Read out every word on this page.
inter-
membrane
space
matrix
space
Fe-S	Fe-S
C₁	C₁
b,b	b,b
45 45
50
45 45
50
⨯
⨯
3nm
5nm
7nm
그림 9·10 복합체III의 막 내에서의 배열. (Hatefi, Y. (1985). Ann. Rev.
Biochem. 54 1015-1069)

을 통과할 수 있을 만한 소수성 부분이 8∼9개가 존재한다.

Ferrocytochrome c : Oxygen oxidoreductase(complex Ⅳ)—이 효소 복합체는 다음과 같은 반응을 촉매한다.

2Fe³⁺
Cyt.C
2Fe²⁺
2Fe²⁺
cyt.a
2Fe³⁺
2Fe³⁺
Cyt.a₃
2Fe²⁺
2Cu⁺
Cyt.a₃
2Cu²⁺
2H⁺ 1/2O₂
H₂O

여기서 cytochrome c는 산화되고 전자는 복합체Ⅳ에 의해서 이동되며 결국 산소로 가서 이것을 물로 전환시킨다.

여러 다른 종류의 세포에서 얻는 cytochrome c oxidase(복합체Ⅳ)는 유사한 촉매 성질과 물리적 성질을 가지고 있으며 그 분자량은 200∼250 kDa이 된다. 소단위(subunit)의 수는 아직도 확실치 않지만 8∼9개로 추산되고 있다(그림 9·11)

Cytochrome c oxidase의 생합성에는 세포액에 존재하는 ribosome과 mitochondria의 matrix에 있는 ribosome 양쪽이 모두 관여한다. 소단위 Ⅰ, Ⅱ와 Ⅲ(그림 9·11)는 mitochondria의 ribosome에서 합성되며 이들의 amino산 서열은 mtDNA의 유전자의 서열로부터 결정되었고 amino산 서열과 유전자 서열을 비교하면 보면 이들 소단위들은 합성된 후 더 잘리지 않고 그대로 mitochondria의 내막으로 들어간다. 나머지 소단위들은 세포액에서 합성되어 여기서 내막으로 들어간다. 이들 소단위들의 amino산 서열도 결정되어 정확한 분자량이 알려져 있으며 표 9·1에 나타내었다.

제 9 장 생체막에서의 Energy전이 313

_____

In this exercise, repeat all entries exactly.

Read out every word on this page.
inter-
membrane
space
matrix
space
Fe-S	Fe-S
C₁	C₁
b,b	b,b
45 45
50
45 45
50
⨯
⨯
3nm
5nm
7nm
그림 9·10 복합체III의 막 내에서의 배열. (Hatefi, Y. (1985). Ann. Rev.
Biochem. 54 1015-1069)

을 통과할 수 있을 만한 소수성 부분이 8∼9개가 존재한다.

Ferrocytochrome c : Oxygen oxidoreductase(complex Ⅳ)—이 효소 복합체는 다음과 같은 반응을 촉매한다.

2Fe³⁺
Cyt.C
2Fe²⁺
2Fe²⁺
cyt.a
2Fe³⁺
2Fe³⁺
Cyt.a₃
2Fe²⁺
2Cu⁺
Cyt.a₃
2Cu²⁺
2H⁺ 1/2O₂
H₂O

여기서 cytochrome c는 산화되고 전자는 복합체Ⅳ에 의해서 이동되며 결국 산소로 가서 이것을 물로 전환시킨다.

여러 다른 종류의 세포에서 얻는 cytochrome c oxidase(복합체Ⅳ)는 유사한 촉매 성질과 물리적 성질을 가지고 있으며 그 분자량은 200∼250 kDa이 된다. 소단위(subunit)의 수는 아직도 확실치 않지만 8∼9개로 추산되고 있다(그림 9·11)

Cytochrome c oxidase의 생합성에는 세포액에 존재하는 ribosome과 mitochondria의 matrix에 있는 ribosome 양쪽이 모두 관여한다. 소단위 Ⅰ, Ⅱ와 Ⅲ(그림 9·11)는 mitochondria의 ribosome에서 합성되며 이들의 amino산 서열은 mtDNA의 유전자의 서열로부터 결정되었고 amino산 서열과 유전자 서열을 비교하면 보면 이들 소단위들은 합성된 후 더 잘리지 않고 그대로 mitochondria의 내막으로 들어간다. 나머지 소단위들은 세포액에서 합성되어 여기서 내막으로 들어간다. 이들 소단위들의 amino산 서열도 결정되어 정확한 분자량이 알려져 있으며 표 9·1에 나타내었다.

제 9 장 생체막에서의 Energy전이 313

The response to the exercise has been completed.